# Extract to read:
--- --- ---
I know the ER nurses handle everything different, every minute is someone coming into the ER with a family crisis, a forced injury, abuse, assaults, a death, a near death. PICU environment is so far away from the ER spectrum. Two patients instead of 4 or 5, time to prepare for patients and know what is coming in, not a shocking surprise of a blue baby being handed to them. Does the PICU nurse have a grieving pattern that the ER nurse does not? Do they have time to collect themselves, etc? Perhaps that is the difference.

The ER environment may not allow time to be attached or even be involved for long periods. We have seen some horrible things that never arrive to PICU, and we have arrived some things that we never know the ending of because they go to PICU. Does the environment matter? There is no time for grieving three or four times for the things we see in a single shift. In fact, if a nurse did get sad of all the things she saw in the ER, I would think she would have a short career in ER medicine. PICU nurse holds the hand of a patient for 3 days or longer. A bond is there.
--- --- ---
# Extracted material:
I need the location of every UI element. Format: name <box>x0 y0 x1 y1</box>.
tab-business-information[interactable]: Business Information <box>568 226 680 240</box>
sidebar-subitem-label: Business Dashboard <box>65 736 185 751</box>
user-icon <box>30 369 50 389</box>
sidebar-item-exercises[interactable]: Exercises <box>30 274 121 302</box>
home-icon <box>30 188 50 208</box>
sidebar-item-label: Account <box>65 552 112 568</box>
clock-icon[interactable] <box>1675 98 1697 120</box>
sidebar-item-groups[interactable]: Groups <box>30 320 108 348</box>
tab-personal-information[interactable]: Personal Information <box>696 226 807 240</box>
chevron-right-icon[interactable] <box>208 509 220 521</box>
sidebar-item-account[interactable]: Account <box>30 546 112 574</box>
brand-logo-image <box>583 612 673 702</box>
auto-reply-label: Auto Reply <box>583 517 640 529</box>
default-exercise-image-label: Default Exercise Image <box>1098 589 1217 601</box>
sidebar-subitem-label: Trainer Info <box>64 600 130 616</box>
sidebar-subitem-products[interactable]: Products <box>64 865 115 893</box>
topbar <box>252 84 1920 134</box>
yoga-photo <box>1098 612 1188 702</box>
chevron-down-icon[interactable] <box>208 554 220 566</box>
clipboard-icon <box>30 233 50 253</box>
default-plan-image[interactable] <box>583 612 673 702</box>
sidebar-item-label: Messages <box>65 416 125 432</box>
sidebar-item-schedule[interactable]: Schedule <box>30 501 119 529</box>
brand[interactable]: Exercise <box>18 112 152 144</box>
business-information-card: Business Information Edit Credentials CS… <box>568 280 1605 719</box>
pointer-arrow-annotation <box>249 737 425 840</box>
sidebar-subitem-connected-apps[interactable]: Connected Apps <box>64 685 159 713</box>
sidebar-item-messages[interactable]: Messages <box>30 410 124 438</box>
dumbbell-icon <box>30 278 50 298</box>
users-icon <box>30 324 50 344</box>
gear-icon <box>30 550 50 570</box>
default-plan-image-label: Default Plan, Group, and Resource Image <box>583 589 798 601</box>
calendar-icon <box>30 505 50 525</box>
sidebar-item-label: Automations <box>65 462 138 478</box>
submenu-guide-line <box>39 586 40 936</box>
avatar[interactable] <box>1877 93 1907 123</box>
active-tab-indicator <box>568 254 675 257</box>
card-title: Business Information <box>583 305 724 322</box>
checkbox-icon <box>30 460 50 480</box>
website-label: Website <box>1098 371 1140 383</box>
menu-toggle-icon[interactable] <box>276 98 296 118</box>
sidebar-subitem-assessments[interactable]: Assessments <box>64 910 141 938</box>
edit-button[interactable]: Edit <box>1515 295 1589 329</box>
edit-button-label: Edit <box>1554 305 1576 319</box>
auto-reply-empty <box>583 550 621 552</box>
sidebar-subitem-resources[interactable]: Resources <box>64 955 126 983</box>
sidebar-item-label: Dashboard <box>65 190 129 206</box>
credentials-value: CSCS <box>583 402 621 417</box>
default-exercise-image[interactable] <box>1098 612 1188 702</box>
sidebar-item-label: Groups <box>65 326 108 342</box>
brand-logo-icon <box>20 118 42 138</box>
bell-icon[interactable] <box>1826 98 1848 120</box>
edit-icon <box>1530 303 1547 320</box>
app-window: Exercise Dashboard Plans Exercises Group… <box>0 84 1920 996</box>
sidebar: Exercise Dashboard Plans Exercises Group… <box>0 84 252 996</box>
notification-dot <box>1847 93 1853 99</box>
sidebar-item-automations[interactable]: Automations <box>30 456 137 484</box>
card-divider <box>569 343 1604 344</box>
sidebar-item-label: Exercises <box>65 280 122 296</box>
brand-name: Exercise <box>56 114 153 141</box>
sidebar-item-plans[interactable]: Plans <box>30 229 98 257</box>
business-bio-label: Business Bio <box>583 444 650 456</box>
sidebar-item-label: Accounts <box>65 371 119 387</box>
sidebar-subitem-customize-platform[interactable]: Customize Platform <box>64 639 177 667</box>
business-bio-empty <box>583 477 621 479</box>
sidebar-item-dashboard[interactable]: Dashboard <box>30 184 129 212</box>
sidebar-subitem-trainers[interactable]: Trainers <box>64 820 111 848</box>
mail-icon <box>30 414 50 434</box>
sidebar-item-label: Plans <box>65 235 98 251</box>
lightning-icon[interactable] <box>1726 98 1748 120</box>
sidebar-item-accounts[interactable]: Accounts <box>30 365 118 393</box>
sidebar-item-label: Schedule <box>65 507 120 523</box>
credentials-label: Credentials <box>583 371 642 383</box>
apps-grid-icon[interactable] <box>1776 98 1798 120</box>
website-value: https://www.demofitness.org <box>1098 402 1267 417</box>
--- --- ---
# Try it:
Copy out the whole passage comparing ER and PICU nurses word for word. The data has nothing to do with the text.

# Expected answer:
I know the ER nurses handle everything different, every minute is someone coming into the ER with a family crisis, a forced injury, abuse, assaults, a death, a near death. PICU environment is so far away from the ER spectrum. Two patients instead of 4 or 5, time to prepare for patients and know what is coming in, not a shocking surprise of a blue baby being handed to them. Does the PICU nurse have a grieving pattern that the ER nurse does not? Do they have time to collect themselves, etc? Perhaps that is the difference.

The ER environment may not allow time to be attached or even be involved for long periods. We have seen some horrible things that never arrive to PICU, and we have arrived some things that we never know the ending of because they go to PICU. Does the environment matter? There is no time for grieving three or four times for the things we see in a single shift. In fact, if a nurse did get sad of all the things she saw in the ER, I would think she would have a short career in ER medicine. PICU nurse holds the hand of a patient for 3 days or longer. A bond is there.